Copy each line of the data below exactly, leaving out pictures.

>> Start Data provided

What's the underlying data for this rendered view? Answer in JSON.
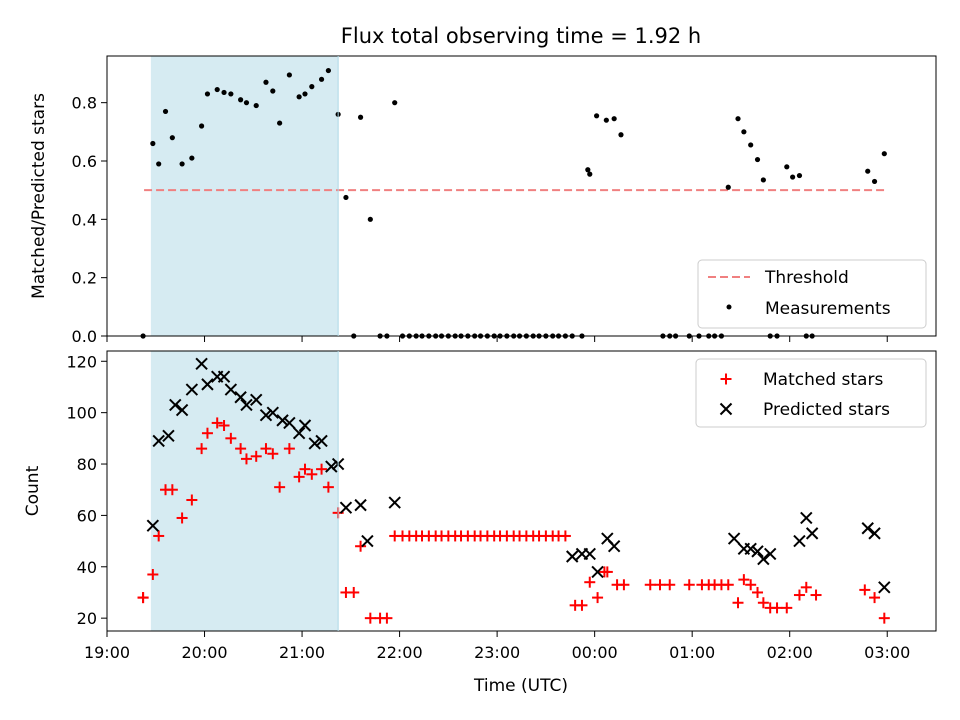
{
  "figure": {
    "title": "Flux total observing time = 1.92 h",
    "xlabel": "Time (UTC)"
  },
  "colors": {
    "threshold": "#f08080",
    "span": "#add8e6",
    "matched": "#ff0000",
    "predicted": "#000000",
    "measurements": "#000000"
  },
  "chart_data": [
    {
      "type": "scatter",
      "ylabel": "Matched/Predicted stars",
      "x_unit": "hours after 19:00 UTC",
      "xlim": [
        19.0,
        27.5
      ],
      "ylim": [
        0.0,
        0.96
      ],
      "yticks": [
        "0.0",
        "0.2",
        "0.4",
        "0.6",
        "0.8"
      ],
      "highlight_span": [
        19.45,
        21.37
      ],
      "legend": {
        "position": "lower-right",
        "entries": [
          "Threshold",
          "Measurements"
        ]
      },
      "threshold": {
        "name": "Threshold",
        "y": 0.5,
        "x_range": [
          19.38,
          26.97
        ]
      },
      "series": [
        {
          "name": "Measurements",
          "x": [
            19.37,
            19.47,
            19.53,
            19.6,
            19.67,
            19.77,
            19.87,
            19.97,
            20.03,
            20.13,
            20.2,
            20.27,
            20.37,
            20.43,
            20.53,
            20.63,
            20.7,
            20.77,
            20.87,
            20.97,
            21.03,
            21.1,
            21.2,
            21.27,
            21.37,
            21.45,
            21.53,
            21.6,
            21.7,
            21.8,
            21.87,
            21.95,
            22.03,
            22.1,
            22.17,
            22.23,
            22.3,
            22.37,
            22.43,
            22.5,
            22.57,
            22.63,
            22.7,
            22.77,
            22.83,
            22.9,
            22.97,
            23.03,
            23.1,
            23.17,
            23.23,
            23.3,
            23.37,
            23.43,
            23.5,
            23.57,
            23.63,
            23.7,
            23.77,
            23.87,
            23.93,
            23.95,
            24.02,
            24.12,
            24.2,
            24.27,
            24.7,
            24.77,
            24.83,
            24.97,
            25.07,
            25.17,
            25.23,
            25.3,
            25.37,
            25.47,
            25.53,
            25.6,
            25.67,
            25.73,
            25.8,
            25.87,
            25.97,
            26.03,
            26.1,
            26.17,
            26.23,
            26.8,
            26.87,
            26.97
          ],
          "y": [
            0.0,
            0.66,
            0.59,
            0.77,
            0.68,
            0.59,
            0.61,
            0.72,
            0.83,
            0.845,
            0.835,
            0.83,
            0.81,
            0.8,
            0.79,
            0.87,
            0.84,
            0.73,
            0.895,
            0.82,
            0.83,
            0.855,
            0.88,
            0.91,
            0.76,
            0.475,
            0.0,
            0.75,
            0.4,
            0.0,
            0.0,
            0.8,
            0.0,
            0.0,
            0.0,
            0.0,
            0.0,
            0.0,
            0.0,
            0.0,
            0.0,
            0.0,
            0.0,
            0.0,
            0.0,
            0.0,
            0.0,
            0.0,
            0.0,
            0.0,
            0.0,
            0.0,
            0.0,
            0.0,
            0.0,
            0.0,
            0.0,
            0.0,
            0.0,
            0.0,
            0.57,
            0.555,
            0.755,
            0.74,
            0.745,
            0.69,
            0.0,
            0.0,
            0.0,
            0.0,
            0.0,
            0.0,
            0.0,
            0.0,
            0.51,
            0.745,
            0.7,
            0.655,
            0.605,
            0.535,
            0.0,
            0.0,
            0.58,
            0.545,
            0.55,
            0.0,
            0.0,
            0.565,
            0.53,
            0.625
          ]
        }
      ]
    },
    {
      "type": "scatter",
      "ylabel": "Count",
      "x_unit": "hours after 19:00 UTC",
      "xlim": [
        19.0,
        27.5
      ],
      "ylim": [
        15,
        124
      ],
      "yticks": [
        "20",
        "40",
        "60",
        "80",
        "100",
        "120"
      ],
      "xticks": [
        "19:00",
        "20:00",
        "21:00",
        "22:00",
        "23:00",
        "00:00",
        "01:00",
        "02:00",
        "03:00"
      ],
      "highlight_span": [
        19.45,
        21.37
      ],
      "legend": {
        "position": "top-right",
        "entries": [
          "Matched stars",
          "Predicted stars"
        ]
      },
      "series": [
        {
          "name": "Matched stars",
          "marker": "plus",
          "x": [
            19.37,
            19.37,
            19.47,
            19.53,
            19.6,
            19.67,
            19.77,
            19.87,
            19.97,
            20.03,
            20.13,
            20.2,
            20.27,
            20.37,
            20.43,
            20.53,
            20.63,
            20.7,
            20.77,
            20.87,
            20.97,
            21.03,
            21.1,
            21.2,
            21.27,
            21.37,
            21.45,
            21.53,
            21.6,
            21.7,
            21.8,
            21.87,
            21.95,
            22.03,
            22.1,
            22.17,
            22.23,
            22.3,
            22.37,
            22.43,
            22.5,
            22.57,
            22.63,
            22.7,
            22.77,
            22.83,
            22.9,
            22.97,
            23.03,
            23.1,
            23.17,
            23.23,
            23.3,
            23.37,
            23.43,
            23.5,
            23.57,
            23.63,
            23.7,
            23.8,
            23.87,
            23.95,
            24.03,
            24.1,
            24.13,
            24.23,
            24.3,
            24.57,
            24.67,
            24.77,
            24.97,
            25.1,
            25.17,
            25.23,
            25.3,
            25.37,
            25.47,
            25.53,
            25.6,
            25.67,
            25.73,
            25.8,
            25.87,
            25.97,
            26.1,
            26.17,
            26.27,
            26.77,
            26.87,
            26.97
          ],
          "y": [
            28,
            28,
            37,
            52,
            70,
            70,
            59,
            66,
            86,
            92,
            96,
            95,
            90,
            86,
            82,
            83,
            86,
            84,
            71,
            86,
            75,
            78,
            76,
            78,
            71,
            61,
            30,
            30,
            48,
            20,
            20,
            20,
            52,
            52,
            52,
            52,
            52,
            52,
            52,
            52,
            52,
            52,
            52,
            52,
            52,
            52,
            52,
            52,
            52,
            52,
            52,
            52,
            52,
            52,
            52,
            52,
            52,
            52,
            52,
            25,
            25,
            34,
            28,
            38,
            38,
            33,
            33,
            33,
            33,
            33,
            33,
            33,
            33,
            33,
            33,
            33,
            26,
            35,
            33,
            30,
            26,
            24,
            24,
            24,
            29,
            32,
            29,
            31,
            28,
            20
          ]
        },
        {
          "name": "Predicted stars",
          "marker": "x",
          "x": [
            19.47,
            19.53,
            19.63,
            19.7,
            19.77,
            19.87,
            19.97,
            20.03,
            20.13,
            20.2,
            20.27,
            20.37,
            20.43,
            20.53,
            20.63,
            20.7,
            20.8,
            20.87,
            20.97,
            21.03,
            21.13,
            21.2,
            21.3,
            21.37,
            21.45,
            21.6,
            21.67,
            21.95,
            23.77,
            23.87,
            23.95,
            24.03,
            24.13,
            24.2,
            25.43,
            25.53,
            25.6,
            25.67,
            25.73,
            25.8,
            26.1,
            26.17,
            26.23,
            26.8,
            26.87,
            26.97
          ],
          "y": [
            56,
            89,
            91,
            103,
            101,
            109,
            119,
            111,
            114,
            114,
            109,
            106,
            103,
            105,
            99,
            100,
            97,
            96,
            92,
            95,
            88,
            89,
            79,
            80,
            63,
            64,
            50,
            65,
            44,
            45,
            45,
            38,
            51,
            48,
            51,
            47,
            47,
            46,
            43,
            45,
            50,
            59,
            53,
            55,
            53,
            32
          ]
        }
      ]
    }
  ]
}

>> End Data provided

Task solution:
What's the underlying data for this rendered view? Answer in JSON.
{
  "figure": {
    "title": "Flux total observing time = 1.92 h",
    "xlabel": "Time (UTC)"
  },
  "colors": {
    "threshold": "#f08080",
    "span": "#add8e6",
    "matched": "#ff0000",
    "predicted": "#000000",
    "measurements": "#000000"
  },
  "chart_data": [
    {
      "type": "scatter",
      "ylabel": "Matched/Predicted stars",
      "x_unit": "hours after 19:00 UTC",
      "xlim": [
        19.0,
        27.5
      ],
      "ylim": [
        0.0,
        0.96
      ],
      "yticks": [
        "0.0",
        "0.2",
        "0.4",
        "0.6",
        "0.8"
      ],
      "highlight_span": [
        19.45,
        21.37
      ],
      "legend": {
        "position": "lower-right",
        "entries": [
          "Threshold",
          "Measurements"
        ]
      },
      "threshold": {
        "name": "Threshold",
        "y": 0.5,
        "x_range": [
          19.38,
          26.97
        ]
      },
      "series": [
        {
          "name": "Measurements",
          "x": [
            19.37,
            19.47,
            19.53,
            19.6,
            19.67,
            19.77,
            19.87,
            19.97,
            20.03,
            20.13,
            20.2,
            20.27,
            20.37,
            20.43,
            20.53,
            20.63,
            20.7,
            20.77,
            20.87,
            20.97,
            21.03,
            21.1,
            21.2,
            21.27,
            21.37,
            21.45,
            21.53,
            21.6,
            21.7,
            21.8,
            21.87,
            21.95,
            22.03,
            22.1,
            22.17,
            22.23,
            22.3,
            22.37,
            22.43,
            22.5,
            22.57,
            22.63,
            22.7,
            22.77,
            22.83,
            22.9,
            22.97,
            23.03,
            23.1,
            23.17,
            23.23,
            23.3,
            23.37,
            23.43,
            23.5,
            23.57,
            23.63,
            23.7,
            23.77,
            23.87,
            23.93,
            23.95,
            24.02,
            24.12,
            24.2,
            24.27,
            24.7,
            24.77,
            24.83,
            24.97,
            25.07,
            25.17,
            25.23,
            25.3,
            25.37,
            25.47,
            25.53,
            25.6,
            25.67,
            25.73,
            25.8,
            25.87,
            25.97,
            26.03,
            26.1,
            26.17,
            26.23,
            26.8,
            26.87,
            26.97
          ],
          "y": [
            0.0,
            0.66,
            0.59,
            0.77,
            0.68,
            0.59,
            0.61,
            0.72,
            0.83,
            0.845,
            0.835,
            0.83,
            0.81,
            0.8,
            0.79,
            0.87,
            0.84,
            0.73,
            0.895,
            0.82,
            0.83,
            0.855,
            0.88,
            0.91,
            0.76,
            0.475,
            0.0,
            0.75,
            0.4,
            0.0,
            0.0,
            0.8,
            0.0,
            0.0,
            0.0,
            0.0,
            0.0,
            0.0,
            0.0,
            0.0,
            0.0,
            0.0,
            0.0,
            0.0,
            0.0,
            0.0,
            0.0,
            0.0,
            0.0,
            0.0,
            0.0,
            0.0,
            0.0,
            0.0,
            0.0,
            0.0,
            0.0,
            0.0,
            0.0,
            0.0,
            0.57,
            0.555,
            0.755,
            0.74,
            0.745,
            0.69,
            0.0,
            0.0,
            0.0,
            0.0,
            0.0,
            0.0,
            0.0,
            0.0,
            0.51,
            0.745,
            0.7,
            0.655,
            0.605,
            0.535,
            0.0,
            0.0,
            0.58,
            0.545,
            0.55,
            0.0,
            0.0,
            0.565,
            0.53,
            0.625
          ]
        }
      ]
    },
    {
      "type": "scatter",
      "ylabel": "Count",
      "x_unit": "hours after 19:00 UTC",
      "xlim": [
        19.0,
        27.5
      ],
      "ylim": [
        15,
        124
      ],
      "yticks": [
        "20",
        "40",
        "60",
        "80",
        "100",
        "120"
      ],
      "xticks": [
        "19:00",
        "20:00",
        "21:00",
        "22:00",
        "23:00",
        "00:00",
        "01:00",
        "02:00",
        "03:00"
      ],
      "highlight_span": [
        19.45,
        21.37
      ],
      "legend": {
        "position": "top-right",
        "entries": [
          "Matched stars",
          "Predicted stars"
        ]
      },
      "series": [
        {
          "name": "Matched stars",
          "marker": "plus",
          "x": [
            19.37,
            19.37,
            19.47,
            19.53,
            19.6,
            19.67,
            19.77,
            19.87,
            19.97,
            20.03,
            20.13,
            20.2,
            20.27,
            20.37,
            20.43,
            20.53,
            20.63,
            20.7,
            20.77,
            20.87,
            20.97,
            21.03,
            21.1,
            21.2,
            21.27,
            21.37,
            21.45,
            21.53,
            21.6,
            21.7,
            21.8,
            21.87,
            21.95,
            22.03,
            22.1,
            22.17,
            22.23,
            22.3,
            22.37,
            22.43,
            22.5,
            22.57,
            22.63,
            22.7,
            22.77,
            22.83,
            22.9,
            22.97,
            23.03,
            23.1,
            23.17,
            23.23,
            23.3,
            23.37,
            23.43,
            23.5,
            23.57,
            23.63,
            23.7,
            23.8,
            23.87,
            23.95,
            24.03,
            24.1,
            24.13,
            24.23,
            24.3,
            24.57,
            24.67,
            24.77,
            24.97,
            25.1,
            25.17,
            25.23,
            25.3,
            25.37,
            25.47,
            25.53,
            25.6,
            25.67,
            25.73,
            25.8,
            25.87,
            25.97,
            26.1,
            26.17,
            26.27,
            26.77,
            26.87,
            26.97
          ],
          "y": [
            28,
            28,
            37,
            52,
            70,
            70,
            59,
            66,
            86,
            92,
            96,
            95,
            90,
            86,
            82,
            83,
            86,
            84,
            71,
            86,
            75,
            78,
            76,
            78,
            71,
            61,
            30,
            30,
            48,
            20,
            20,
            20,
            52,
            52,
            52,
            52,
            52,
            52,
            52,
            52,
            52,
            52,
            52,
            52,
            52,
            52,
            52,
            52,
            52,
            52,
            52,
            52,
            52,
            52,
            52,
            52,
            52,
            52,
            52,
            25,
            25,
            34,
            28,
            38,
            38,
            33,
            33,
            33,
            33,
            33,
            33,
            33,
            33,
            33,
            33,
            33,
            26,
            35,
            33,
            30,
            26,
            24,
            24,
            24,
            29,
            32,
            29,
            31,
            28,
            20
          ]
        },
        {
          "name": "Predicted stars",
          "marker": "x",
          "x": [
            19.47,
            19.53,
            19.63,
            19.7,
            19.77,
            19.87,
            19.97,
            20.03,
            20.13,
            20.2,
            20.27,
            20.37,
            20.43,
            20.53,
            20.63,
            20.7,
            20.8,
            20.87,
            20.97,
            21.03,
            21.13,
            21.2,
            21.3,
            21.37,
            21.45,
            21.6,
            21.67,
            21.95,
            23.77,
            23.87,
            23.95,
            24.03,
            24.13,
            24.2,
            25.43,
            25.53,
            25.6,
            25.67,
            25.73,
            25.8,
            26.1,
            26.17,
            26.23,
            26.8,
            26.87,
            26.97
          ],
          "y": [
            56,
            89,
            91,
            103,
            101,
            109,
            119,
            111,
            114,
            114,
            109,
            106,
            103,
            105,
            99,
            100,
            97,
            96,
            92,
            95,
            88,
            89,
            79,
            80,
            63,
            64,
            50,
            65,
            44,
            45,
            45,
            38,
            51,
            48,
            51,
            47,
            47,
            46,
            43,
            45,
            50,
            59,
            53,
            55,
            53,
            32
          ]
        }
      ]
    }
  ]
}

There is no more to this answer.